=== DATA SUPPLIED ===

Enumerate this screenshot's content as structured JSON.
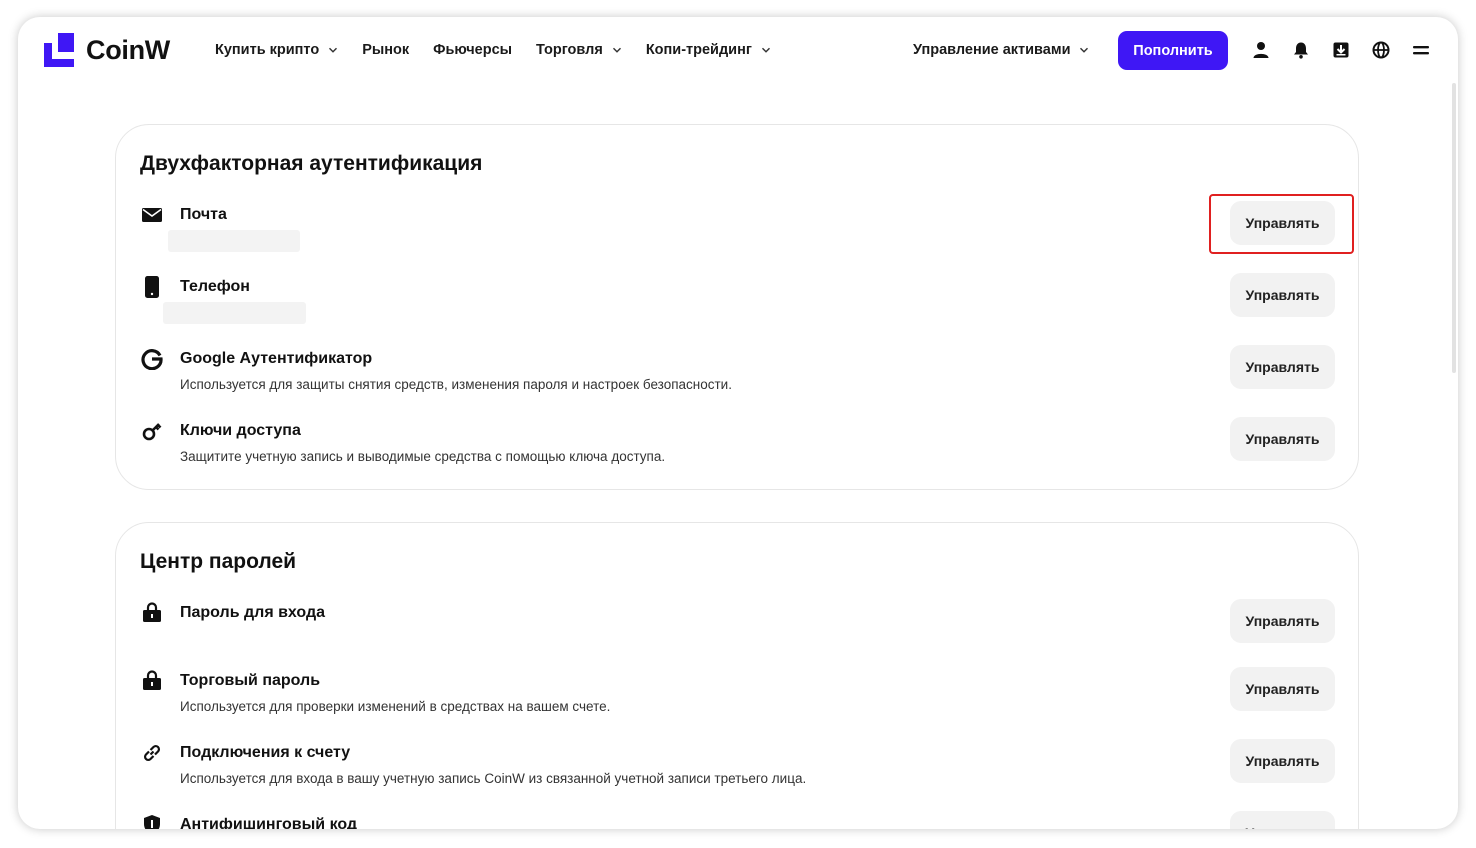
{
  "app": {
    "name": "CoinW",
    "accent_color": "#3f17f5"
  },
  "header": {
    "nav": [
      {
        "label": "Купить крипто",
        "has_dropdown": true
      },
      {
        "label": "Рынок",
        "has_dropdown": false
      },
      {
        "label": "Фьючерсы",
        "has_dropdown": false
      },
      {
        "label": "Торговля",
        "has_dropdown": true
      },
      {
        "label": "Копи-трейдинг",
        "has_dropdown": true
      }
    ],
    "assets_label": "Управление активами",
    "deposit_label": "Пополнить",
    "icons": [
      "user-icon",
      "bell-icon",
      "download-icon",
      "globe-icon",
      "menu-icon"
    ]
  },
  "two_factor": {
    "title": "Двухфакторная аутентификация",
    "items": [
      {
        "title": "Почта",
        "description": "",
        "icon": "mail-icon",
        "button": "Управлять",
        "value_hidden": true
      },
      {
        "title": "Телефон",
        "description": "",
        "icon": "phone-icon",
        "button": "Управлять",
        "value_hidden": true
      },
      {
        "title": "Google Аутентификатор",
        "description": "Используется для защиты снятия средств, изменения пароля и настроек безопасности.",
        "icon": "google-icon",
        "button": "Управлять"
      },
      {
        "title": "Ключи доступа",
        "description": "Защитите учетную запись и выводимые средства с помощью ключа доступа.",
        "icon": "key-icon",
        "button": "Управлять"
      }
    ]
  },
  "password_center": {
    "title": "Центр паролей",
    "items": [
      {
        "title": "Пароль для входа",
        "description": "",
        "icon": "lock-icon",
        "button": "Управлять"
      },
      {
        "title": "Торговый пароль",
        "description": "Используется для проверки изменений в средствах на вашем счете.",
        "icon": "lock-icon",
        "button": "Управлять"
      },
      {
        "title": "Подключения к счету",
        "description": "Используется для входа в вашу учетную запись CoinW из связанной учетной записи третьего лица.",
        "icon": "link-icon",
        "button": "Управлять"
      },
      {
        "title": "Антифишинговый код",
        "description": "",
        "icon": "shield-icon",
        "button": "Управлять"
      }
    ]
  }
}
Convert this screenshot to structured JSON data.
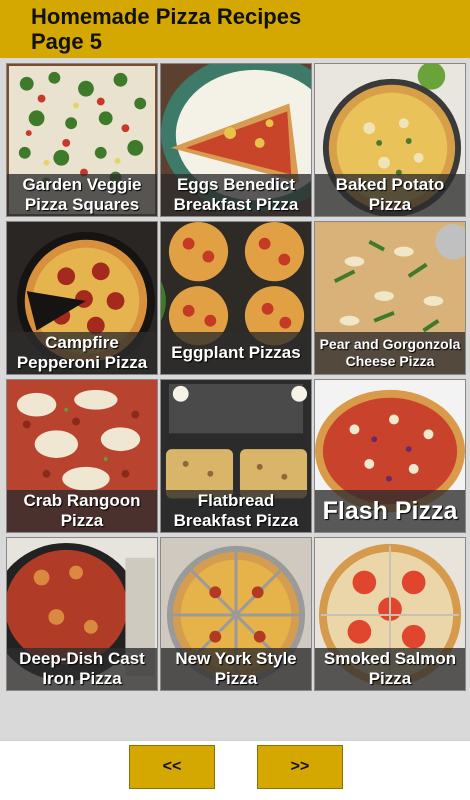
{
  "header": {
    "title_line1": "Homemade Pizza Recipes",
    "title_line2": "Page 5"
  },
  "recipes": [
    {
      "label": "Garden Veggie\nPizza Squares",
      "image": "veggie-pizza-squares"
    },
    {
      "label": "Eggs Benedict\nBreakfast Pizza",
      "image": "eggs-benedict-pizza-slice"
    },
    {
      "label": "Baked Potato\nPizza",
      "image": "baked-potato-pizza"
    },
    {
      "label": "Campfire\nPepperoni Pizza",
      "image": "campfire-pepperoni-pizza"
    },
    {
      "label": "Eggplant Pizzas",
      "image": "eggplant-pizzas"
    },
    {
      "label": "Pear and Gorgonzola\nCheese Pizza",
      "image": "pear-gorgonzola-pizza"
    },
    {
      "label": "Crab Rangoon\nPizza",
      "image": "crab-rangoon-pizza"
    },
    {
      "label": "Flatbread\nBreakfast Pizza",
      "image": "flatbread-breakfast-pizza"
    },
    {
      "label": "Flash Pizza",
      "image": "flash-pizza"
    },
    {
      "label": "Deep-Dish Cast\nIron Pizza",
      "image": "deep-dish-cast-iron-pizza"
    },
    {
      "label": "New York Style\nPizza",
      "image": "new-york-style-pizza"
    },
    {
      "label": "Smoked Salmon\nPizza",
      "image": "smoked-salmon-pizza"
    }
  ],
  "nav": {
    "prev_label": "<<",
    "next_label": ">>"
  }
}
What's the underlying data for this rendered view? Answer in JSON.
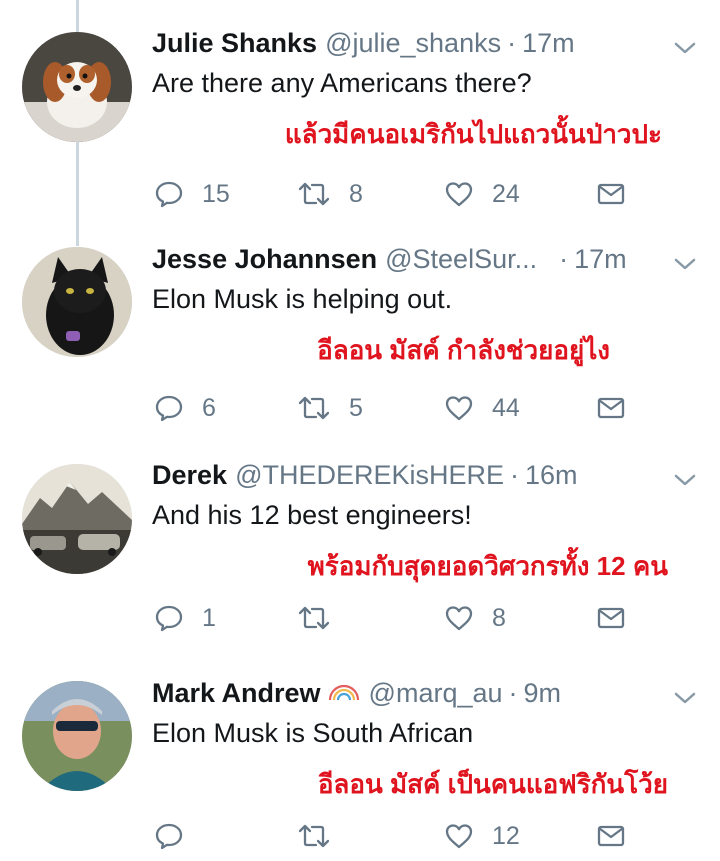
{
  "tweets": [
    {
      "name": "Julie Shanks",
      "handle": "@julie_shanks",
      "separator": "·",
      "time": "17m",
      "text": "Are there any Americans there?",
      "translation": "แล้วมีคนอเมริกันไปแถวนั้นป่าวปะ",
      "replies": "15",
      "retweets": "8",
      "likes": "24"
    },
    {
      "name": "Jesse Johannsen",
      "handle": "@SteelSur...",
      "separator": "·",
      "time": "17m",
      "text": "Elon Musk is helping out.",
      "translation": "อีลอน มัสค์ กำลังช่วยอยู่ไง",
      "replies": "6",
      "retweets": "5",
      "likes": "44"
    },
    {
      "name": "Derek",
      "handle": "@THEDEREKisHERE",
      "separator": "·",
      "time": "16m",
      "text": "And his 12 best engineers!",
      "translation": "พร้อมกับสุดยอดวิศวกรทั้ง 12 คน",
      "replies": "1",
      "retweets": "",
      "likes": "8"
    },
    {
      "name": "Mark Andrew",
      "handle": "@marq_au",
      "separator": "·",
      "time": "9m",
      "text": "Elon Musk is South African",
      "translation": "อีลอน มัสค์ เป็นคนแอฟริกันโว้ย",
      "replies": "",
      "retweets": "",
      "likes": "12"
    }
  ],
  "icons": {
    "reply": "reply-icon",
    "retweet": "retweet-icon",
    "like": "heart-icon",
    "dm": "envelope-icon",
    "menu": "chevron-down-icon",
    "badge": "rainbow-icon"
  },
  "colors": {
    "translation": "#e0141e",
    "secondary_text": "#657786",
    "icon": "#657786"
  }
}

===

THE EXERCISE: Repeat the records above exactly, leaving out any pictures they contain.

RIGHT ANSWER:
Enumerate this screenshot's content as structured JSON.
{
  "app": {
    "name": "CoinW",
    "accent_color": "#3f17f5"
  },
  "header": {
    "nav": [
      {
        "label": "Купить крипто",
        "has_dropdown": true
      },
      {
        "label": "Рынок",
        "has_dropdown": false
      },
      {
        "label": "Фьючерсы",
        "has_dropdown": false
      },
      {
        "label": "Торговля",
        "has_dropdown": true
      },
      {
        "label": "Копи-трейдинг",
        "has_dropdown": true
      }
    ],
    "assets_label": "Управление активами",
    "deposit_label": "Пополнить",
    "icons": [
      "user-icon",
      "bell-icon",
      "download-icon",
      "globe-icon",
      "menu-icon"
    ]
  },
  "two_factor": {
    "title": "Двухфакторная аутентификация",
    "items": [
      {
        "title": "Почта",
        "description": "",
        "icon": "mail-icon",
        "button": "Управлять",
        "value_hidden": true
      },
      {
        "title": "Телефон",
        "description": "",
        "icon": "phone-icon",
        "button": "Управлять",
        "value_hidden": true
      },
      {
        "title": "Google Аутентификатор",
        "description": "Используется для защиты снятия средств, изменения пароля и настроек безопасности.",
        "icon": "google-icon",
        "button": "Управлять"
      },
      {
        "title": "Ключи доступа",
        "description": "Защитите учетную запись и выводимые средства с помощью ключа доступа.",
        "icon": "key-icon",
        "button": "Управлять"
      }
    ]
  },
  "password_center": {
    "title": "Центр паролей",
    "items": [
      {
        "title": "Пароль для входа",
        "description": "",
        "icon": "lock-icon",
        "button": "Управлять"
      },
      {
        "title": "Торговый пароль",
        "description": "Используется для проверки изменений в средствах на вашем счете.",
        "icon": "lock-icon",
        "button": "Управлять"
      },
      {
        "title": "Подключения к счету",
        "description": "Используется для входа в вашу учетную запись CoinW из связанной учетной записи третьего лица.",
        "icon": "link-icon",
        "button": "Управлять"
      },
      {
        "title": "Антифишинговый код",
        "description": "",
        "icon": "shield-icon",
        "button": "Управлять"
      }
    ]
  }
}
Convert this screenshot to structured JSON data.
{
  "header": {
    "title_line1": "Homemade Pizza Recipes",
    "title_line2": "Page 5"
  },
  "recipes": [
    {
      "label": "Garden Veggie\nPizza Squares",
      "image": "veggie-pizza-squares"
    },
    {
      "label": "Eggs Benedict\nBreakfast Pizza",
      "image": "eggs-benedict-pizza-slice"
    },
    {
      "label": "Baked Potato\nPizza",
      "image": "baked-potato-pizza"
    },
    {
      "label": "Campfire\nPepperoni Pizza",
      "image": "campfire-pepperoni-pizza"
    },
    {
      "label": "Eggplant Pizzas",
      "image": "eggplant-pizzas"
    },
    {
      "label": "Pear and Gorgonzola\nCheese Pizza",
      "image": "pear-gorgonzola-pizza"
    },
    {
      "label": "Crab Rangoon\nPizza",
      "image": "crab-rangoon-pizza"
    },
    {
      "label": "Flatbread\nBreakfast Pizza",
      "image": "flatbread-breakfast-pizza"
    },
    {
      "label": "Flash Pizza",
      "image": "flash-pizza"
    },
    {
      "label": "Deep-Dish Cast\nIron Pizza",
      "image": "deep-dish-cast-iron-pizza"
    },
    {
      "label": "New York Style\nPizza",
      "image": "new-york-style-pizza"
    },
    {
      "label": "Smoked Salmon\nPizza",
      "image": "smoked-salmon-pizza"
    }
  ],
  "nav": {
    "prev_label": "<<",
    "next_label": ">>"
  }
}
What's the underlying data for this rendered view? Answer in JSON.
{
  "tweets": [
    {
      "name": "Julie Shanks",
      "handle": "@julie_shanks",
      "separator": "·",
      "time": "17m",
      "text": "Are there any Americans there?",
      "translation": "แล้วมีคนอเมริกันไปแถวนั้นป่าวปะ",
      "replies": "15",
      "retweets": "8",
      "likes": "24"
    },
    {
      "name": "Jesse Johannsen",
      "handle": "@SteelSur...",
      "separator": "·",
      "time": "17m",
      "text": "Elon Musk is helping out.",
      "translation": "อีลอน มัสค์ กำลังช่วยอยู่ไง",
      "replies": "6",
      "retweets": "5",
      "likes": "44"
    },
    {
      "name": "Derek",
      "handle": "@THEDEREKisHERE",
      "separator": "·",
      "time": "16m",
      "text": "And his 12 best engineers!",
      "translation": "พร้อมกับสุดยอดวิศวกรทั้ง 12 คน",
      "replies": "1",
      "retweets": "",
      "likes": "8"
    },
    {
      "name": "Mark Andrew",
      "handle": "@marq_au",
      "separator": "·",
      "time": "9m",
      "text": "Elon Musk is South African",
      "translation": "อีลอน มัสค์ เป็นคนแอฟริกันโว้ย",
      "replies": "",
      "retweets": "",
      "likes": "12"
    }
  ],
  "icons": {
    "reply": "reply-icon",
    "retweet": "retweet-icon",
    "like": "heart-icon",
    "dm": "envelope-icon",
    "menu": "chevron-down-icon",
    "badge": "rainbow-icon"
  },
  "colors": {
    "translation": "#e0141e",
    "secondary_text": "#657786",
    "icon": "#657786"
  }
}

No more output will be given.